SHORT EXERCISE: Reproduce the material word for word; the images stay out.

TASK INPUT:
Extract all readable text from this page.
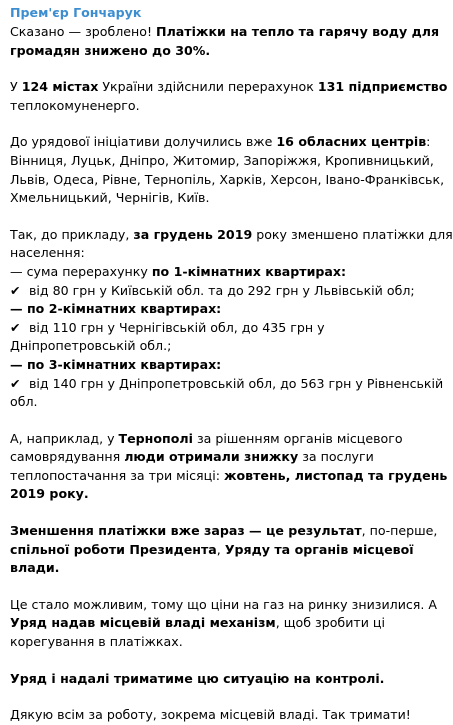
Прем'єр Гончарук
Сказано — зроблено! Платіжки на тепло та гарячу воду для
громадян знижено до 30%.
У 124 містах України здійснили перерахунок 131 підприємство
теплокомуненерго.
До урядової ініціативи долучились вже 16 обласних центрів:
Вінниця, Луцьк, Дніпро, Житомир, Запоріжжя, Кропивницький,
Львів, Одеса, Рівне, Тернопіль, Харків, Херсон, Івано-Франківськ,
Хмельницький, Чернігів, Київ.
Так, до прикладу, за грудень 2019 року зменшено платіжки для
населення:
— сума перерахунку по 1-кімнатних квартирах:
✔ від 80 грн у Київській обл. та до 292 грн у Львівській обл;
— по 2-кімнатних квартирах:
✔ від 110 грн у Чернігівській обл, до 435 грн у
Дніпропетровській обл.;
— по 3-кімнатних квартирах:
✔ від 140 грн у Дніпропетровській обл, до 563 грн у Рівненській
обл.
А, наприклад, у Тернополі за рішенням органів місцевого
самоврядування люди отримали знижку за послуги
теплопостачання за три місяці: жовтень, листопад та грудень
2019 року.
Зменшення платіжки вже зараз — це результат, по-перше,
спільної роботи Президента, Уряду та органів місцевої
влади.
Це стало можливим, тому що ціни на газ на ринку знизилися. А
Уряд надав місцевій владі механізм, щоб зробити ці
корегування в платіжках.
Уряд і надалі триматиме цю ситуацію на контролі.
Дякую всім за роботу, зокрема місцевій владі. Так тримати!
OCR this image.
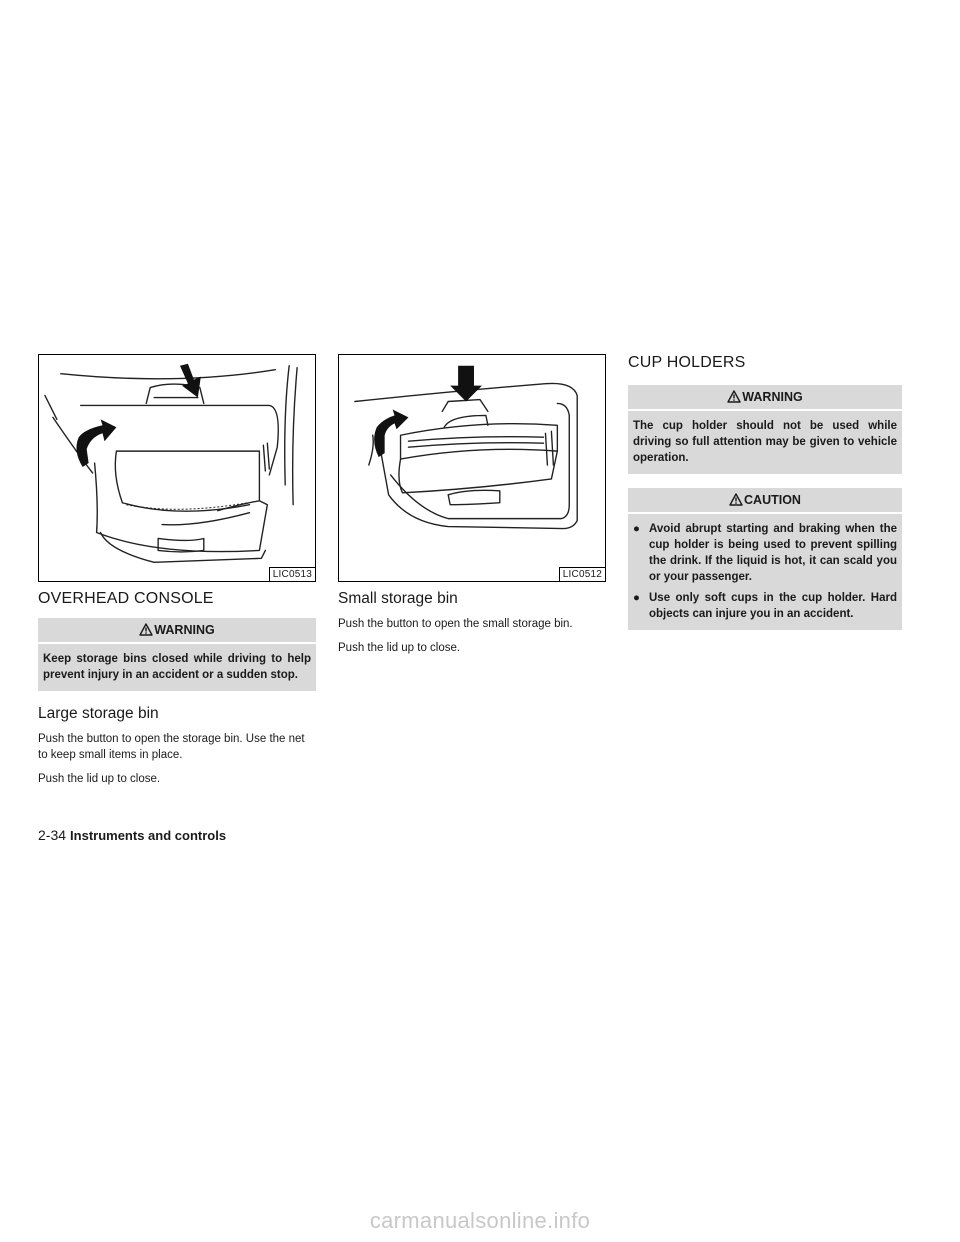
LIC0513
OVERHEAD CONSOLE
WARNING
Keep storage bins closed while driving to help prevent injury in an accident or a sudden stop.
Large storage bin

Push the button to open the storage bin. Use the net to keep small items in place.

Push the lid up to close.

LIC0512
Small storage bin

Push the button to open the small storage bin.

Push the lid up to close.

CUP HOLDERS
WARNING
The cup holder should not be used while driving so full attention may be given to vehicle operation.
CAUTION
● Avoid abrupt starting and braking when the cup holder is being used to prevent spilling the drink. If the liquid is hot, it can scald you or your passenger.
● Use only soft cups in the cup holder. Hard objects can injure you in an accident.
2-34 Instruments and controls
carmanualsonline.info
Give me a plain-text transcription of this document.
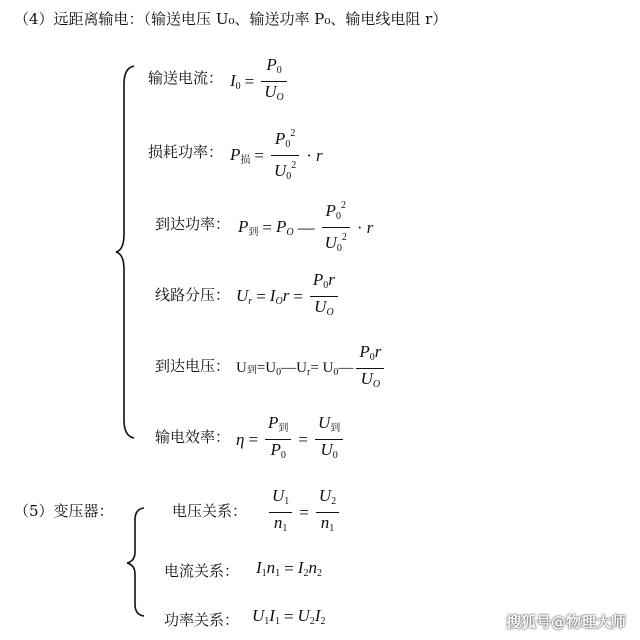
（4）远距离输电：（输送电压 U₀、输送功率 P₀、输电线电阻 r）
输送电流： $I_0 = \frac{P_0}{U_O}$
损耗功率： P损 = $\frac{P_0^2}{U_0^2} \cdot r$
到达功率： P到 = $P_O$ — $\frac{P_0^2}{U_0^2} \cdot r$
线路分压： $U_r = I_Or = \frac{P_0r}{U_O}$
到达电压： U 到 $=U_0—U_r=$ $U_0— \frac{P_0r}{U_O}$
输电效率： $\eta = \frac{\text{P到}}{P_0} = \frac{\text{U到}}{U_0}$
（5）变压器：	电压关系： $\frac{U_1}{n_1} = \frac{U_2}{n_1}$
电流关系： $I_1n_1 = I_2n_2$
功率关系： $U_1I_1 = U_2I_2$	搜狐号@物理大师
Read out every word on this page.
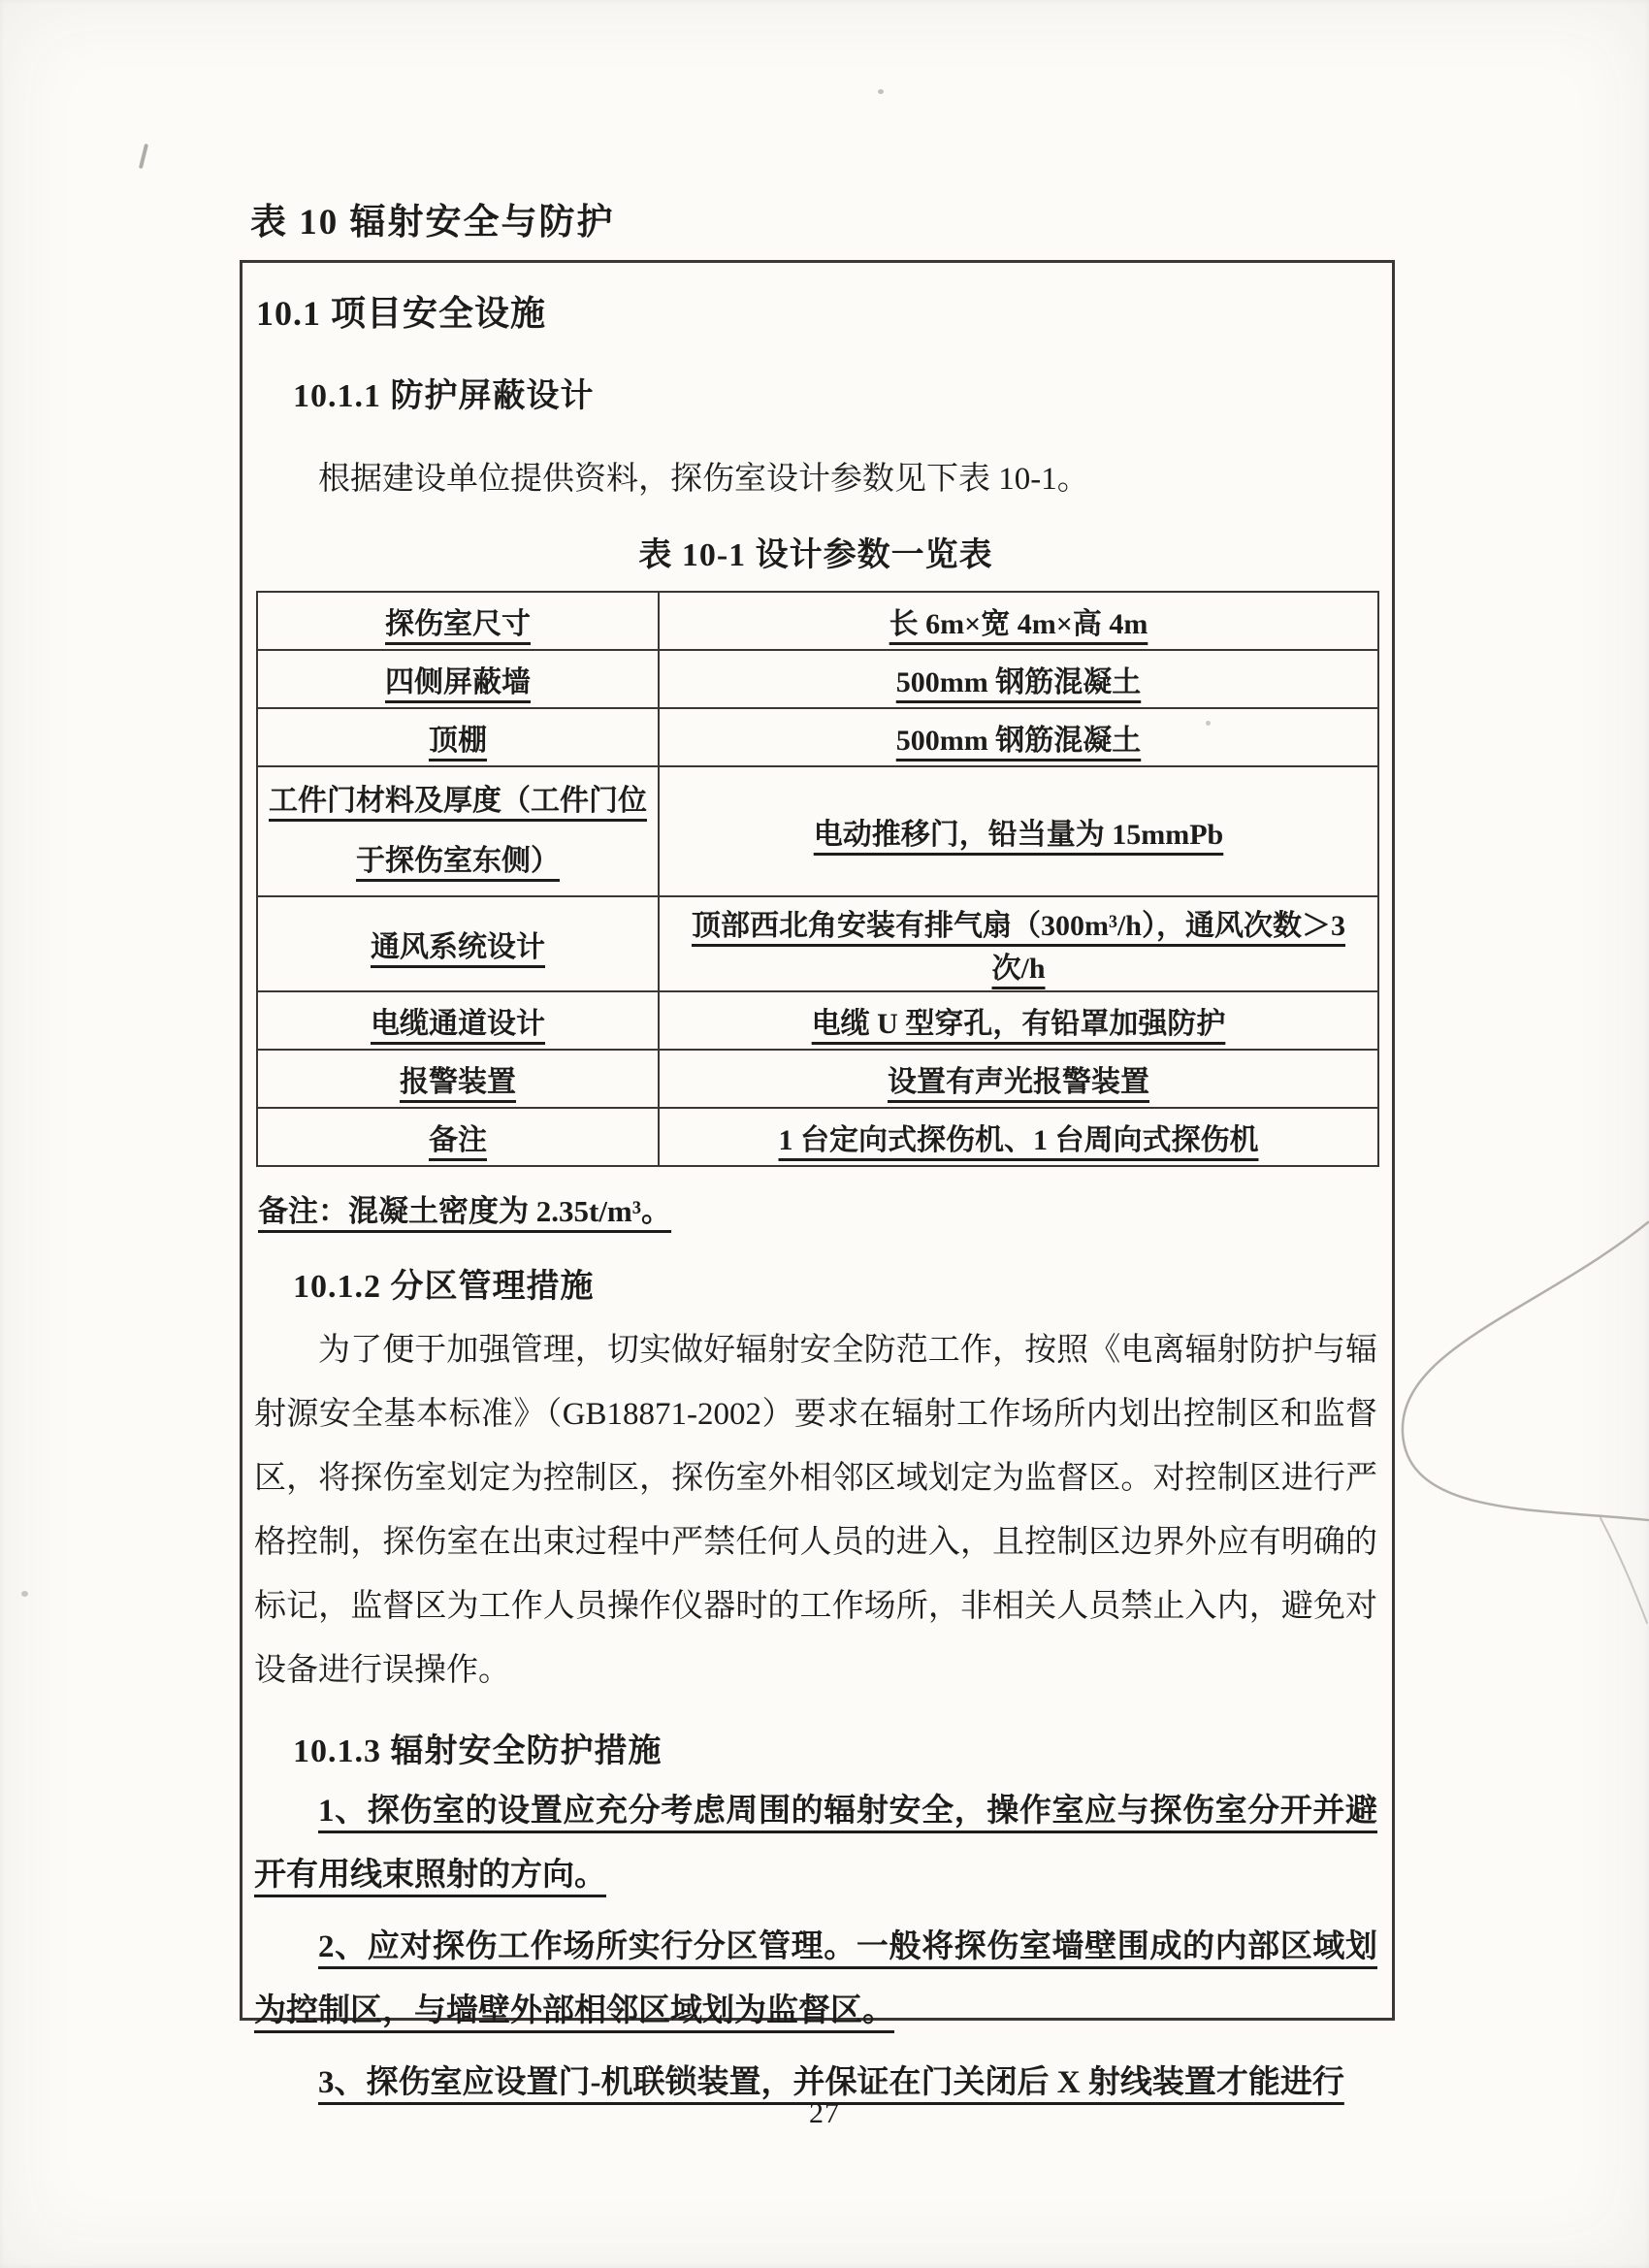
表 10 辐射安全与防护
10.1 项目安全设施
10.1.1 防护屏蔽设计

根据建设单位提供资料，探伤室设计参数见下表 10-1。

表 10-1 设计参数一览表
探伤室尺寸	长 6m×宽 4m×高 4m
四侧屏蔽墙	500mm 钢筋混凝土
顶棚	500mm 钢筋混凝土
工件门材料及厚度（工件门位于探伤室东侧）	电动推移门，铅当量为 15mmPb
通风系统设计	顶部西北角安装有排气扇（300m³/h），通风次数＞3 次/h
电缆通道设计	电缆 U 型穿孔，有铅罩加强防护
报警装置	设置有声光报警装置
备注	1 台定向式探伤机、1 台周向式探伤机

备注：混凝土密度为 2.35t/m³。

10.1.2 分区管理措施

为了便于加强管理，切实做好辐射安全防范工作，按照《电离辐射防护与辐射源安全基本标准》（GB18871-2002）要求在辐射工作场所内划出控制区和监督区，将探伤室划定为控制区，探伤室外相邻区域划定为监督区。对控制区进行严格控制，探伤室在出束过程中严禁任何人员的进入，且控制区边界外应有明确的标记，监督区为工作人员操作仪器时的工作场所，非相关人员禁止入内，避免对设备进行误操作。

10.1.3 辐射安全防护措施

1、探伤室的设置应充分考虑周围的辐射安全，操作室应与探伤室分开并避开有用线束照射的方向。

2、应对探伤工作场所实行分区管理。一般将探伤室墙壁围成的内部区域划为控制区，与墙壁外部相邻区域划为监督区。

3、探伤室应设置门-机联锁装置，并保证在门关闭后 X 射线装置才能进行

27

SOLUTION TO THE PROBLEM:
Extract all readable text from this page.
Прем'єр Гончарук
Сказано — зроблено! Платіжки на тепло та гарячу воду для
громадян знижено до 30%.
У 124 містах України здійснили перерахунок 131 підприємство
теплокомуненерго.
До урядової ініціативи долучились вже 16 обласних центрів:
Вінниця, Луцьк, Дніпро, Житомир, Запоріжжя, Кропивницький,
Львів, Одеса, Рівне, Тернопіль, Харків, Херсон, Івано-Франківськ,
Хмельницький, Чернігів, Київ.
Так, до прикладу, за грудень 2019 року зменшено платіжки для
населення:
— сума перерахунку по 1-кімнатних квартирах:
✔ від 80 грн у Київській обл. та до 292 грн у Львівській обл;
— по 2-кімнатних квартирах:
✔ від 110 грн у Чернігівській обл, до 435 грн у
Дніпропетровській обл.;
— по 3-кімнатних квартирах:
✔ від 140 грн у Дніпропетровській обл, до 563 грн у Рівненській
обл.
А, наприклад, у Тернополі за рішенням органів місцевого
самоврядування люди отримали знижку за послуги
теплопостачання за три місяці: жовтень, листопад та грудень
2019 року.
Зменшення платіжки вже зараз — це результат, по-перше,
спільної роботи Президента, Уряду та органів місцевої
влади.
Це стало можливим, тому що ціни на газ на ринку знизилися. А
Уряд надав місцевій владі механізм, щоб зробити ці
корегування в платіжках.
Уряд і надалі триматиме цю ситуацію на контролі.
Дякую всім за роботу, зокрема місцевій владі. Так тримати!
OCR this image.
LIC0513
OVERHEAD CONSOLE
WARNING
Keep storage bins closed while driving to help prevent injury in an accident or a sudden stop.
Large storage bin

Push the button to open the storage bin. Use the net to keep small items in place.

Push the lid up to close.

LIC0512
Small storage bin

Push the button to open the small storage bin.

Push the lid up to close.

CUP HOLDERS
WARNING
The cup holder should not be used while driving so full attention may be given to vehicle operation.
CAUTION
● Avoid abrupt starting and braking when the cup holder is being used to prevent spilling the drink. If the liquid is hot, it can scald you or your passenger.
● Use only soft cups in the cup holder. Hard objects can injure you in an accident.
2-34 Instruments and controls
carmanualsonline.info
Give me a plain-text transcription of this document.
（4）远距离输电：（输送电压 U₀、输送功率 P₀、输电线电阻 r）
输送电流： $I_0 = \frac{P_0}{U_O}$
损耗功率： P损 = $\frac{P_0^2}{U_0^2} \cdot r$
到达功率： P到 = $P_O$ — $\frac{P_0^2}{U_0^2} \cdot r$
线路分压： $U_r = I_Or = \frac{P_0r}{U_O}$
到达电压： U 到 $=U_0—U_r=$ $U_0— \frac{P_0r}{U_O}$
输电效率： $\eta = \frac{\text{P到}}{P_0} = \frac{\text{U到}}{U_0}$
（5）变压器：	电压关系： $\frac{U_1}{n_1} = \frac{U_2}{n_1}$
电流关系： $I_1n_1 = I_2n_2$
功率关系： $U_1I_1 = U_2I_2$	搜狐号@物理大师
Read out every word on this page.
表 10 辐射安全与防护
10.1 项目安全设施
10.1.1 防护屏蔽设计

根据建设单位提供资料，探伤室设计参数见下表 10-1。

表 10-1 设计参数一览表
探伤室尺寸	长 6m×宽 4m×高 4m
四侧屏蔽墙	500mm 钢筋混凝土
顶棚	500mm 钢筋混凝土
工件门材料及厚度（工件门位于探伤室东侧）	电动推移门，铅当量为 15mmPb
通风系统设计	顶部西北角安装有排气扇（300m³/h），通风次数＞3 次/h
电缆通道设计	电缆 U 型穿孔，有铅罩加强防护
报警装置	设置有声光报警装置
备注	1 台定向式探伤机、1 台周向式探伤机

备注：混凝土密度为 2.35t/m³。

10.1.2 分区管理措施

为了便于加强管理，切实做好辐射安全防范工作，按照《电离辐射防护与辐射源安全基本标准》（GB18871-2002）要求在辐射工作场所内划出控制区和监督区，将探伤室划定为控制区，探伤室外相邻区域划定为监督区。对控制区进行严格控制，探伤室在出束过程中严禁任何人员的进入，且控制区边界外应有明确的标记，监督区为工作人员操作仪器时的工作场所，非相关人员禁止入内，避免对设备进行误操作。

10.1.3 辐射安全防护措施

1、探伤室的设置应充分考虑周围的辐射安全，操作室应与探伤室分开并避开有用线束照射的方向。

2、应对探伤工作场所实行分区管理。一般将探伤室墙壁围成的内部区域划为控制区，与墙壁外部相邻区域划为监督区。

3、探伤室应设置门-机联锁装置，并保证在门关闭后 X 射线装置才能进行

27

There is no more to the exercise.